Rewrite everything from the first line down to the line containing "show-in-view-label: Show in", both included, with "Freeze caption bar" replaced by "Lock caption bar" and all else unchanged. Output only those lines.

--- EXTRACTED RECORDS ---

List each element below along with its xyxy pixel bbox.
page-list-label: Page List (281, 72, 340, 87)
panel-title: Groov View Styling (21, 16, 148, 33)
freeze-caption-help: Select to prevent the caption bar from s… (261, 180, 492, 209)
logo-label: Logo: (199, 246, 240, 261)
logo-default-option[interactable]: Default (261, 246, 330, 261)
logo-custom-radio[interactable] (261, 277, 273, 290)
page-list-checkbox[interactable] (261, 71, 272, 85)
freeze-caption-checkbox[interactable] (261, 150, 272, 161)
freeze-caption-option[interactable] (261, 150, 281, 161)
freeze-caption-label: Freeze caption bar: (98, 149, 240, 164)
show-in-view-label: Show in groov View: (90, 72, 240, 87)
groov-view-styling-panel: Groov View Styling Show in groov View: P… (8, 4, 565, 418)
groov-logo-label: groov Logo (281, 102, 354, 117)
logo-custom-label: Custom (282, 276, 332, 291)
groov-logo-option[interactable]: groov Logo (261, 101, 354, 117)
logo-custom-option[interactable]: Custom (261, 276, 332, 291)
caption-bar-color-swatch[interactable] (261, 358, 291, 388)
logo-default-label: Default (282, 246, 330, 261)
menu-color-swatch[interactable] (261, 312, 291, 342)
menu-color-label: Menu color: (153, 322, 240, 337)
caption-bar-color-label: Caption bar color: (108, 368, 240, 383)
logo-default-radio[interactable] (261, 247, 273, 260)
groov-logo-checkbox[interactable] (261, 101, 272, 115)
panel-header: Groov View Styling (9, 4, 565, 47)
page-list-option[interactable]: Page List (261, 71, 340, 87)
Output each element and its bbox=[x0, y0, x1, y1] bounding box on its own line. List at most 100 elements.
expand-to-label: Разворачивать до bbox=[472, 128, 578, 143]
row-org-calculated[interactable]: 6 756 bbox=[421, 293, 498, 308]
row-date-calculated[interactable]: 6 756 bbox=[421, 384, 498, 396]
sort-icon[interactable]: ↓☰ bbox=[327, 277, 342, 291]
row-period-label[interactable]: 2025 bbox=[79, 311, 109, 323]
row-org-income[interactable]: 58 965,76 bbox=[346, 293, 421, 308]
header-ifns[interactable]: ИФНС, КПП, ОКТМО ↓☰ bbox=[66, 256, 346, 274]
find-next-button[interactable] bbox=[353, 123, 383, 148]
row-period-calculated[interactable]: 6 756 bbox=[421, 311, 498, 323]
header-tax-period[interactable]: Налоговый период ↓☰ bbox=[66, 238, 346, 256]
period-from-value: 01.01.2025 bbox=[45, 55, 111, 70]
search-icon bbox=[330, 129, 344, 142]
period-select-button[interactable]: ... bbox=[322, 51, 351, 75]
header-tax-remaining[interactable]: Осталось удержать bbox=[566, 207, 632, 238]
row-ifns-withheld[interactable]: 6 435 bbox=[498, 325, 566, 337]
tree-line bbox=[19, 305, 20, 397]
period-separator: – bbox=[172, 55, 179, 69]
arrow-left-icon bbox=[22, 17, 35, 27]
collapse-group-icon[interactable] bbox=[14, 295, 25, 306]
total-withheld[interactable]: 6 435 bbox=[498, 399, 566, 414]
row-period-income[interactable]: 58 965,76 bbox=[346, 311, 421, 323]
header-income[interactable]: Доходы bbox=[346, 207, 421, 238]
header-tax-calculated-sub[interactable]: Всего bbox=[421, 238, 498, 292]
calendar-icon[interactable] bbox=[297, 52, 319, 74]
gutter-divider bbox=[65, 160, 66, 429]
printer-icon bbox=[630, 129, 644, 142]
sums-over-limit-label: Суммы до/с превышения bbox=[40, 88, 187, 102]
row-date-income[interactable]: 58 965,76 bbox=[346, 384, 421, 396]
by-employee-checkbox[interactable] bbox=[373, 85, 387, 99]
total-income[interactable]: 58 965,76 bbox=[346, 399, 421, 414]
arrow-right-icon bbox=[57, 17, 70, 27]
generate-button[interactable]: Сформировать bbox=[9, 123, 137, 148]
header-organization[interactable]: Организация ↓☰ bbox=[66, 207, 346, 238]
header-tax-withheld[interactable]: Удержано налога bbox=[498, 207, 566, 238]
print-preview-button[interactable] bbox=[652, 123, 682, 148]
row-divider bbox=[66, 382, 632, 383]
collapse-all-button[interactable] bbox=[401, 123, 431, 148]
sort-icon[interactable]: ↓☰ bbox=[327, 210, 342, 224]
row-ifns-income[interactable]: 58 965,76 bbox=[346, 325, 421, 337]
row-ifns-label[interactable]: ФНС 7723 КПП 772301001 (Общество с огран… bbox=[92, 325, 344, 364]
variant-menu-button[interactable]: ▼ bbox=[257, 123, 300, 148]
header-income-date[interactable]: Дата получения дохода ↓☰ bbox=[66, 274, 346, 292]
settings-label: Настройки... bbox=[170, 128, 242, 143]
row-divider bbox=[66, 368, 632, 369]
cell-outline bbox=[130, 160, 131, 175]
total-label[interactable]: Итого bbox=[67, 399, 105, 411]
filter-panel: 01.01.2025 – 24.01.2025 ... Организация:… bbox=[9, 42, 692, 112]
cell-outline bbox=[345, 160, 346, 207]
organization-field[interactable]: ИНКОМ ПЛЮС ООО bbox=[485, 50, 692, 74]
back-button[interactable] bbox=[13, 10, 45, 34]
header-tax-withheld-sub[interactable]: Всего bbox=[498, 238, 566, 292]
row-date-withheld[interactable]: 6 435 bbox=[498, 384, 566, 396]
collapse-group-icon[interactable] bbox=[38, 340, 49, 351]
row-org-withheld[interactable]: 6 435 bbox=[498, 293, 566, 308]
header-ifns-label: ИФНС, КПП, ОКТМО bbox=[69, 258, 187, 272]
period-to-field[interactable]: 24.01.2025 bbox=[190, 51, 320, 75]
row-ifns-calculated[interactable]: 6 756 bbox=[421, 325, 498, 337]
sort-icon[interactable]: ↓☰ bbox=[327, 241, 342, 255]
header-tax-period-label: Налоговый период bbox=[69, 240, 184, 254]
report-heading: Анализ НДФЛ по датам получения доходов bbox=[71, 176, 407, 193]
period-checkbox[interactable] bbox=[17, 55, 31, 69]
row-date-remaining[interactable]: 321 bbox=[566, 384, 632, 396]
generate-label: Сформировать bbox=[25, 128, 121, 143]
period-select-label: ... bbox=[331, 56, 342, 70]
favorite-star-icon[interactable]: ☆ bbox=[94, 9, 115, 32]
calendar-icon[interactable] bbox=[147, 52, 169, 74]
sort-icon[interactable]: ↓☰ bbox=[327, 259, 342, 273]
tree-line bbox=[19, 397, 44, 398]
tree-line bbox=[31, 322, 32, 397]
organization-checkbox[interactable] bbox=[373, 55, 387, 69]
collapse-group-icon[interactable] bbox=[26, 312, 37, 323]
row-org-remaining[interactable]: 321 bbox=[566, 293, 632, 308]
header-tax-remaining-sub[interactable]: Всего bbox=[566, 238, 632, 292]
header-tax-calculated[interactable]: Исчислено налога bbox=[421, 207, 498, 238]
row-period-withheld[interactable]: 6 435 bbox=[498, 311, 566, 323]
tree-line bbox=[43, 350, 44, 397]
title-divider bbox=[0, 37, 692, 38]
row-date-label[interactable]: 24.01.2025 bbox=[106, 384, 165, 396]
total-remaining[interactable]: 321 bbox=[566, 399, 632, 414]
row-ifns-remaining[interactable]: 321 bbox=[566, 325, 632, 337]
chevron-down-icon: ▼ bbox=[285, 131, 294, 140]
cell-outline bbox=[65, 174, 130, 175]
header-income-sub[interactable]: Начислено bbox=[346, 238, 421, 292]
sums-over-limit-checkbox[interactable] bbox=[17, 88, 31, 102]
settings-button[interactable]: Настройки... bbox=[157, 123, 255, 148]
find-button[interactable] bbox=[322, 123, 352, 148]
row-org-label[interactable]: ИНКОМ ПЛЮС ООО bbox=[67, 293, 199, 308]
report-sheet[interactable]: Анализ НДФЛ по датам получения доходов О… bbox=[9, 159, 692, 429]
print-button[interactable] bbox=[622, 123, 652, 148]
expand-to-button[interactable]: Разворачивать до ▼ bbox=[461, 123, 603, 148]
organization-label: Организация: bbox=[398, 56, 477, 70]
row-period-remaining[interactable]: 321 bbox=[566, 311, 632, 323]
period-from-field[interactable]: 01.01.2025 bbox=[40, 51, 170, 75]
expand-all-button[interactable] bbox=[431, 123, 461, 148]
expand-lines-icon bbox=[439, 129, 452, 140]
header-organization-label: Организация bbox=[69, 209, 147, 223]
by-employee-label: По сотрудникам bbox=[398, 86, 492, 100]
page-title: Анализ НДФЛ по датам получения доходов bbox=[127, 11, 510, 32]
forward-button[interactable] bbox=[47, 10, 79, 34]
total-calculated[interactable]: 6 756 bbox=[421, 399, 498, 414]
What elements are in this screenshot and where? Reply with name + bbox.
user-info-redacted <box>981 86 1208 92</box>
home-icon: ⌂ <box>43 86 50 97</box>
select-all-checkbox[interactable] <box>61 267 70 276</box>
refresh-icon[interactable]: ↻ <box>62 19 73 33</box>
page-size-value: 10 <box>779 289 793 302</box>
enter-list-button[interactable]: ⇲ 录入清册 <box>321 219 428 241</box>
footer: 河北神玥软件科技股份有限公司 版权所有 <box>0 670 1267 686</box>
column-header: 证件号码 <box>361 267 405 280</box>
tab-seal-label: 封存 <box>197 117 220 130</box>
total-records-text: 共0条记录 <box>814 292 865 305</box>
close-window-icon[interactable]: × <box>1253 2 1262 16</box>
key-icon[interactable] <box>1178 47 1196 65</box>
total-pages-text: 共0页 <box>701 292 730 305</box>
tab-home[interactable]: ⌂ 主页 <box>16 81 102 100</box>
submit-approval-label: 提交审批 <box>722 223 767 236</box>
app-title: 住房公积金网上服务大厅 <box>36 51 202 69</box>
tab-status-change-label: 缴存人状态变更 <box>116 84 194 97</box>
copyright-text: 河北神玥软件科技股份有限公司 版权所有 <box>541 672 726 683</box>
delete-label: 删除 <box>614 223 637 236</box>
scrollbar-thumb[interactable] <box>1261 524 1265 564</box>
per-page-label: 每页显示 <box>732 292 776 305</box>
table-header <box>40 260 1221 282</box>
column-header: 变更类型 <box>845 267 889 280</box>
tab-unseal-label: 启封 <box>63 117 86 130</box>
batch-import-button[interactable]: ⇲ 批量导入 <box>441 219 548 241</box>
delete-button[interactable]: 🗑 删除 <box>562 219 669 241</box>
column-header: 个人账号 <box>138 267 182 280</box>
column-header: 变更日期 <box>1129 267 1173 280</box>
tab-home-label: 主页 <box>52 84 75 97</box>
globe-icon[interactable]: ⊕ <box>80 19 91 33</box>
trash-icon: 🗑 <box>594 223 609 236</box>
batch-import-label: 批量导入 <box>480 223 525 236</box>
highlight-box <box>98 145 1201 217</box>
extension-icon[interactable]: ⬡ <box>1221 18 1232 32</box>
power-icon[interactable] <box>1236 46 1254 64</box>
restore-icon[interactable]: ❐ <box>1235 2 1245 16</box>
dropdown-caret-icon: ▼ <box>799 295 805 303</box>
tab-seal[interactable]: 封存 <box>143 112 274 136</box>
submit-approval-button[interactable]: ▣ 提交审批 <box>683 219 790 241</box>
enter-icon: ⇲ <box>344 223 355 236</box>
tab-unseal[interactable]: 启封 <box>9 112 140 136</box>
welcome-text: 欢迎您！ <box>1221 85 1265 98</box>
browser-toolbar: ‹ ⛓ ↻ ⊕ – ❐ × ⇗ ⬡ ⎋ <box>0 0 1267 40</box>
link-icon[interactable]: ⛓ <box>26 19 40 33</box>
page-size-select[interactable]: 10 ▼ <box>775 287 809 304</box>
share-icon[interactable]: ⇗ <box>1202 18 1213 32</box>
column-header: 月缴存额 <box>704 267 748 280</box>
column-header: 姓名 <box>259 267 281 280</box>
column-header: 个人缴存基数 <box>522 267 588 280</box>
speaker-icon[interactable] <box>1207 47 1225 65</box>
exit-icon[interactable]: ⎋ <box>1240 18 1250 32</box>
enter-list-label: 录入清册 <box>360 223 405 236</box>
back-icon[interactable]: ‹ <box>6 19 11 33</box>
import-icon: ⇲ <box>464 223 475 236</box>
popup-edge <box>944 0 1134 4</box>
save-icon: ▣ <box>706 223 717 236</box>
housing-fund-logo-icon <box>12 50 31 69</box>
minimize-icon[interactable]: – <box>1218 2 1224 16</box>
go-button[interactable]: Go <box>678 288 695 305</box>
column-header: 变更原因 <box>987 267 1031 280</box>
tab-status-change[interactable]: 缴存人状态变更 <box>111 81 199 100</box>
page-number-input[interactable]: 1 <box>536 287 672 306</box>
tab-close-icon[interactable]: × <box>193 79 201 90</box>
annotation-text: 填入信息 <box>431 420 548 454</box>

---

- _COMPLETE OUTPUT_:
List each element below along with its xyxy pixel bbox.
page-list-label: Page List (281, 72, 340, 87)
panel-title: Groov View Styling (21, 16, 148, 33)
freeze-caption-help: Select to prevent the caption bar from s… (261, 180, 492, 209)
logo-label: Logo: (199, 246, 240, 261)
logo-default-option[interactable]: Default (261, 246, 330, 261)
logo-custom-radio[interactable] (261, 277, 273, 290)
page-list-checkbox[interactable] (261, 71, 272, 85)
freeze-caption-checkbox[interactable] (261, 150, 272, 161)
freeze-caption-option[interactable] (261, 150, 281, 161)
freeze-caption-label: Lock caption bar: (98, 149, 240, 164)
show-in-view-label: Show in groov View: (90, 72, 240, 87)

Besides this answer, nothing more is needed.